**Given problem**
Copy each line below in which the string "this" occurs.

─── Records shown ───

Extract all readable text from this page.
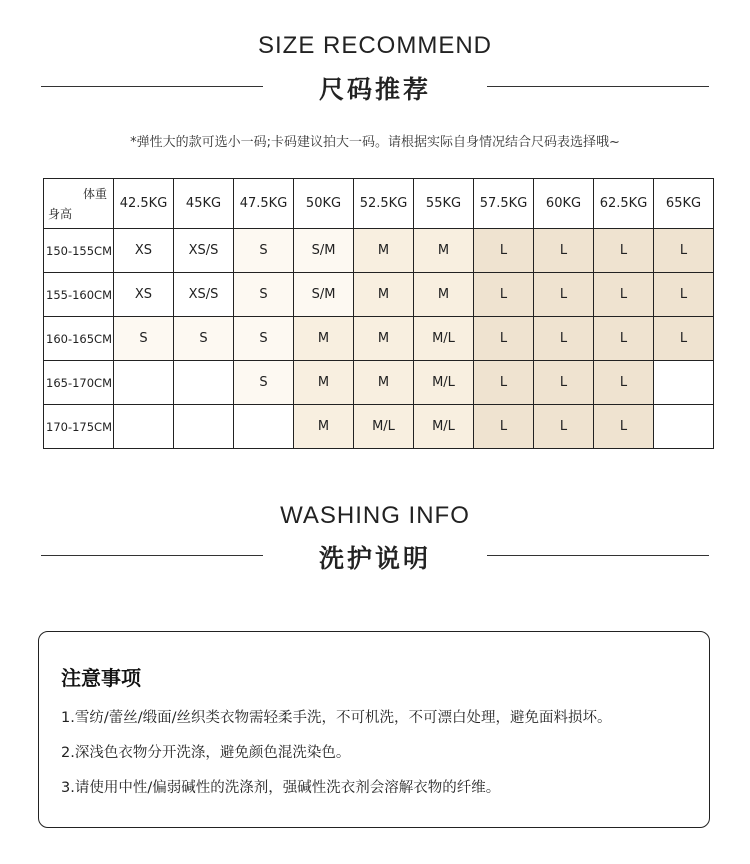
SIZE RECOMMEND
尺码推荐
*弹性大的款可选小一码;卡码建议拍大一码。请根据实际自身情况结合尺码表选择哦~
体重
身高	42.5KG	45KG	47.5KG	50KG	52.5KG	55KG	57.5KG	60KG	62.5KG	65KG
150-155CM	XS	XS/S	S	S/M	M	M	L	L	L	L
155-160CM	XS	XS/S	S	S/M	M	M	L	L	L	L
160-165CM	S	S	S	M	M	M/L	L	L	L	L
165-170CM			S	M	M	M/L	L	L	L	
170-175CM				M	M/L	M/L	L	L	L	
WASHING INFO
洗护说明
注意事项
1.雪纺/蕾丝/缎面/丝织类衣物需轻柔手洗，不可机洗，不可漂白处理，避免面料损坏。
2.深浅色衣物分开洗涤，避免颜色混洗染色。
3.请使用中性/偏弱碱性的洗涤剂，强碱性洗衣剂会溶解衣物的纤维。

───
─── Records shown ───

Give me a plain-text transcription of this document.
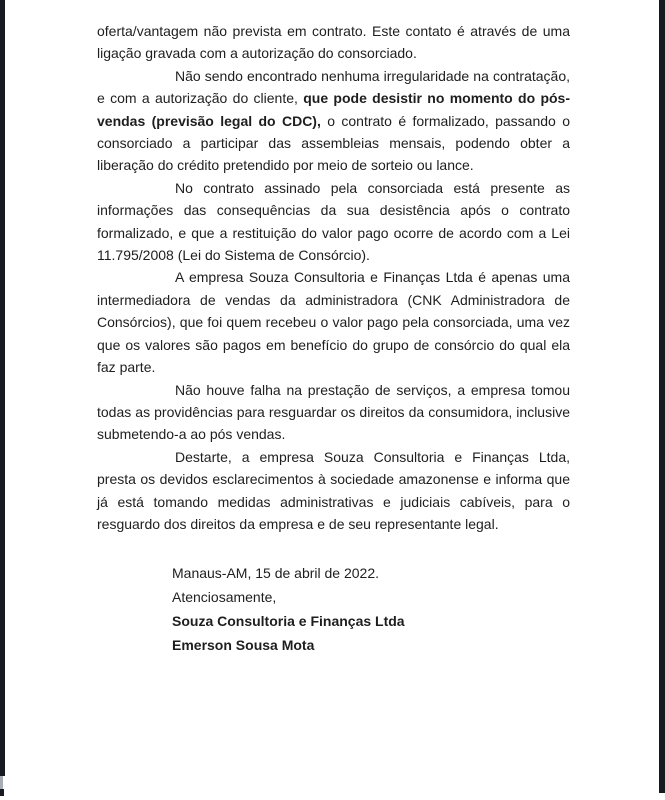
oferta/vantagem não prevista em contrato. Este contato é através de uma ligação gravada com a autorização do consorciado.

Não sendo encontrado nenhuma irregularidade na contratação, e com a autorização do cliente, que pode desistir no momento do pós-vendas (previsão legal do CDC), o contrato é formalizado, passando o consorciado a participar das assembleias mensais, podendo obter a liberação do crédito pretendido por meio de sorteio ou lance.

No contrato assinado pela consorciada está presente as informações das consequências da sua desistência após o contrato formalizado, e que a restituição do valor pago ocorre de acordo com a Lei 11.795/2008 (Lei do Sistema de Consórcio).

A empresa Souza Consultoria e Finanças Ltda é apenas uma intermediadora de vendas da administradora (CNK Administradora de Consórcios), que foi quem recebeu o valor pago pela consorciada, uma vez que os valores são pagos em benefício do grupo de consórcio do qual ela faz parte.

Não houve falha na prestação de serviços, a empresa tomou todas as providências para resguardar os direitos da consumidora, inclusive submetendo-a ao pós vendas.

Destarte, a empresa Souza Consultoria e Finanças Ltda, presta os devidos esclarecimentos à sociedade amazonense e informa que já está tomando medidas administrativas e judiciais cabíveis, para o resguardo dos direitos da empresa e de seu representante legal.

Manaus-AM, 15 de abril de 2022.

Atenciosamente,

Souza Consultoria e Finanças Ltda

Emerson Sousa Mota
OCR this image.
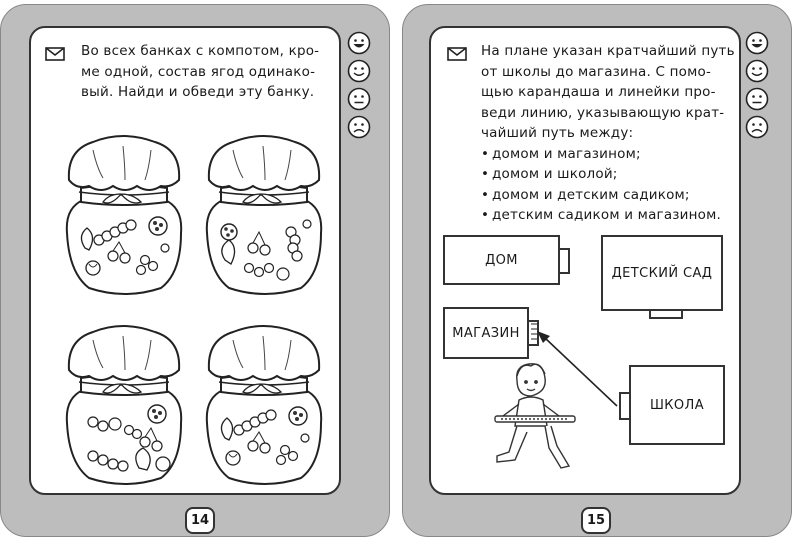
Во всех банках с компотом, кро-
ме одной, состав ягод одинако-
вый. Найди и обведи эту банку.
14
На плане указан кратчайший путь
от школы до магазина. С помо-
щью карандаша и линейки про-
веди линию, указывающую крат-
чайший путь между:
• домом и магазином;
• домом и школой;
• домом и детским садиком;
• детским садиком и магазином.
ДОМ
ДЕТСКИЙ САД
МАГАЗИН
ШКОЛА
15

───

**Output**
Extract all readable text from this page.
Give me a plain-text transcription of this document.
OCR this image.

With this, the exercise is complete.